● **What this task involves**: Select all lines with the string "Отчет" in them, and copy those lines.

[START]

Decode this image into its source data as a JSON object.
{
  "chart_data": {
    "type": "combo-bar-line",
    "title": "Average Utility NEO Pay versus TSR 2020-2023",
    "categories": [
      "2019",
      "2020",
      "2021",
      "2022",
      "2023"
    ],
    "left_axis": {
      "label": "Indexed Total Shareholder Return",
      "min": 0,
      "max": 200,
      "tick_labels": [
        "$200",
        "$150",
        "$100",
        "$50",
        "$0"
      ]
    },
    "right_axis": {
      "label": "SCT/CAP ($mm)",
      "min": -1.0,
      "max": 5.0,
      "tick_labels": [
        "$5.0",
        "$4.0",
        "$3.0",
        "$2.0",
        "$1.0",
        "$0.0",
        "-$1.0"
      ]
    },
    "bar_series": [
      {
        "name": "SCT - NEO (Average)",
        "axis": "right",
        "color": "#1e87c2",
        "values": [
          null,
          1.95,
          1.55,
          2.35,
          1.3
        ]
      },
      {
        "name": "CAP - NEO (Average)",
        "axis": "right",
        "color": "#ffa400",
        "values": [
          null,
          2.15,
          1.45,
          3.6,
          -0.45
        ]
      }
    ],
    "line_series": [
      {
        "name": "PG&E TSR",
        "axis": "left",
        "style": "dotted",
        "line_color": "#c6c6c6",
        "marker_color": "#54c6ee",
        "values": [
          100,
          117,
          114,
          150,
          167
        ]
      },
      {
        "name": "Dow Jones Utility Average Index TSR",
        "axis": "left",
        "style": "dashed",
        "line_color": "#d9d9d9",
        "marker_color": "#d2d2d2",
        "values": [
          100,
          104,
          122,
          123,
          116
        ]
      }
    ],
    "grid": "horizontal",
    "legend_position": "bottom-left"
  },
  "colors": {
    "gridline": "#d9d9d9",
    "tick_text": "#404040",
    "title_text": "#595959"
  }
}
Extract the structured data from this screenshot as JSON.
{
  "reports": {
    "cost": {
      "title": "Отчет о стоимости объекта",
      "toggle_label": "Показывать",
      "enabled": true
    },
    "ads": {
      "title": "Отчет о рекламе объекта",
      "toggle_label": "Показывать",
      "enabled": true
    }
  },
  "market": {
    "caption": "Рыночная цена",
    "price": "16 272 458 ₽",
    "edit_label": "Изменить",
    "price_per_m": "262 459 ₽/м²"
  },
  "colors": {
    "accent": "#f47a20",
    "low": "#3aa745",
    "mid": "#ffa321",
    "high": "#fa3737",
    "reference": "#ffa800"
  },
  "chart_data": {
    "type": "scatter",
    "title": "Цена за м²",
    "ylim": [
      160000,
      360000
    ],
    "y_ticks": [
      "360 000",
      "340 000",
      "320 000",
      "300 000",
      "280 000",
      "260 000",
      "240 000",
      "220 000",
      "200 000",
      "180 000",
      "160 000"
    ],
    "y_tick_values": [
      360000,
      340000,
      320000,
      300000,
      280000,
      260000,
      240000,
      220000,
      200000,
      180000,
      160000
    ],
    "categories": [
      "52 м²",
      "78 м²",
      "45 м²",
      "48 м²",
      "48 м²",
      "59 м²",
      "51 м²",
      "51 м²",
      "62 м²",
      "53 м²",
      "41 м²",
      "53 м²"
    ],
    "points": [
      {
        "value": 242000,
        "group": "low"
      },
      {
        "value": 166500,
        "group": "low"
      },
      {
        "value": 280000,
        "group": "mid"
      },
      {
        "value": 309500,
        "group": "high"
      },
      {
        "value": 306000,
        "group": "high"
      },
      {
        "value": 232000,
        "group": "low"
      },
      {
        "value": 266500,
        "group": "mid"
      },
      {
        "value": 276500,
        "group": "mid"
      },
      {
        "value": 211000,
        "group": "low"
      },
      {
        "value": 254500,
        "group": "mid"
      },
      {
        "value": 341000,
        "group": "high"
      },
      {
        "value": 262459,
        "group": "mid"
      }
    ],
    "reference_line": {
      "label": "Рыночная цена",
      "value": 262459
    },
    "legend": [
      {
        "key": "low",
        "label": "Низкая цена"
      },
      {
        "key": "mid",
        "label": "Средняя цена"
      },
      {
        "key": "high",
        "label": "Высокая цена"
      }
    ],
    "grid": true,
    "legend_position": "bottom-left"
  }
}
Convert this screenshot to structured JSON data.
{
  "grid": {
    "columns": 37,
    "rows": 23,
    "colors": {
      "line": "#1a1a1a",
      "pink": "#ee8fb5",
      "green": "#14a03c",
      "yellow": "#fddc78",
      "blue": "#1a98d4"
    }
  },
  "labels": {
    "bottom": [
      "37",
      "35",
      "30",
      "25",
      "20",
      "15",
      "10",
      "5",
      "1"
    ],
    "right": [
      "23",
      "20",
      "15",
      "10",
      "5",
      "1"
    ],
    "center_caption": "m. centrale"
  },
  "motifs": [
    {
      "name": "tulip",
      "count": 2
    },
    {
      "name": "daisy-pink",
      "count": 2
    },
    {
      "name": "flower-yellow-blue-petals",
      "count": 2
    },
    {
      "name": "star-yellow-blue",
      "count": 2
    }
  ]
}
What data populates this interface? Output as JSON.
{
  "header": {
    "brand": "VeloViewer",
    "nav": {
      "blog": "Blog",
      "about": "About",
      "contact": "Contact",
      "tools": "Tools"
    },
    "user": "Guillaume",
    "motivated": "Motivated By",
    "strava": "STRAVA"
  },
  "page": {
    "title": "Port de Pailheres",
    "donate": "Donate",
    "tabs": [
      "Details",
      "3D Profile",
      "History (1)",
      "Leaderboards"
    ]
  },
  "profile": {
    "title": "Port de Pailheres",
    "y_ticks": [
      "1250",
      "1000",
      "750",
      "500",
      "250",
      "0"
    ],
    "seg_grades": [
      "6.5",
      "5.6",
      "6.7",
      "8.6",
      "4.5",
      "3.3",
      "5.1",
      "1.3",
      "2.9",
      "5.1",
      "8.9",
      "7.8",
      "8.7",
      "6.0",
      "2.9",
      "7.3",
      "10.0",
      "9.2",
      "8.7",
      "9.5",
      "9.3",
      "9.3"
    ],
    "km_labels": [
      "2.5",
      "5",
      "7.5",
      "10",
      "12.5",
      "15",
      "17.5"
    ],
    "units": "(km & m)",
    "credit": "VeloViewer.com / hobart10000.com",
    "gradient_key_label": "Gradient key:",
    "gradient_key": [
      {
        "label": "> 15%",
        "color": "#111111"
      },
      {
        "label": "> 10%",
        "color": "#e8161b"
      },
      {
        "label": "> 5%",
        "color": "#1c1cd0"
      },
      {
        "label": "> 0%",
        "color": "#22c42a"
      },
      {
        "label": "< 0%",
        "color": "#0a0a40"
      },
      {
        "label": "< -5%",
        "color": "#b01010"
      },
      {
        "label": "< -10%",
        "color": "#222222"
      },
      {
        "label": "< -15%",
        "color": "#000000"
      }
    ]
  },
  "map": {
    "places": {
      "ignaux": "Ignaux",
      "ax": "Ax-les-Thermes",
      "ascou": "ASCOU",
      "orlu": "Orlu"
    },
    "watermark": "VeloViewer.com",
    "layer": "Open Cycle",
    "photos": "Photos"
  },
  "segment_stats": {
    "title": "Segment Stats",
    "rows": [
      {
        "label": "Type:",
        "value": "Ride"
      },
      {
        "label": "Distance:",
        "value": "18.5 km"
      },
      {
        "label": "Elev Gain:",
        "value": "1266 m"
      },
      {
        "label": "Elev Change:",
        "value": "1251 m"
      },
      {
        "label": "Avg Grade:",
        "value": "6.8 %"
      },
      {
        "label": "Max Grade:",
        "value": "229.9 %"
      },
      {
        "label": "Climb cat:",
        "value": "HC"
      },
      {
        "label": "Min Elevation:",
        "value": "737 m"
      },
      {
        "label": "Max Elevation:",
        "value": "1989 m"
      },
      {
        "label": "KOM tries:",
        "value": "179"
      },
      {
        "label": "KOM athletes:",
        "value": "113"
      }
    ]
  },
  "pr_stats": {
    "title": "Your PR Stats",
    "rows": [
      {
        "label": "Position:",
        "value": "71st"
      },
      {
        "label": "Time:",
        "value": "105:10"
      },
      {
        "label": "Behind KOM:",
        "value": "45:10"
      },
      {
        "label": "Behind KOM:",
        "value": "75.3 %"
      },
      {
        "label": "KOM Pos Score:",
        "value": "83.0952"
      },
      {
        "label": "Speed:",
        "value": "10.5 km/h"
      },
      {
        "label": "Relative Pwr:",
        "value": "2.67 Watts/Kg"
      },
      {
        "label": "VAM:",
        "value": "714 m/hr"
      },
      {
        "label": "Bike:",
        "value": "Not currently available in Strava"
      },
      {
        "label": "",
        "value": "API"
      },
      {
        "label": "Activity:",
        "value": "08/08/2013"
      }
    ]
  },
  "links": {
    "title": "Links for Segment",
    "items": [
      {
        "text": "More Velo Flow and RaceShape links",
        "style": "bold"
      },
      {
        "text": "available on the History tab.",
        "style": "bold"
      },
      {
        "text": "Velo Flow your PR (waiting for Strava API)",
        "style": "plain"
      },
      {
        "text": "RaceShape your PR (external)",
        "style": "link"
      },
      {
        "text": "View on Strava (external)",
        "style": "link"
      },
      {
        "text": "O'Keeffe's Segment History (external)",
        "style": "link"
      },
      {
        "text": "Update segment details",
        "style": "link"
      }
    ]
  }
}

[END]

● **Solution for this task**:
      "title": "Отчет о стоимости объекта",
      "title": "Отчет о рекламе объекта",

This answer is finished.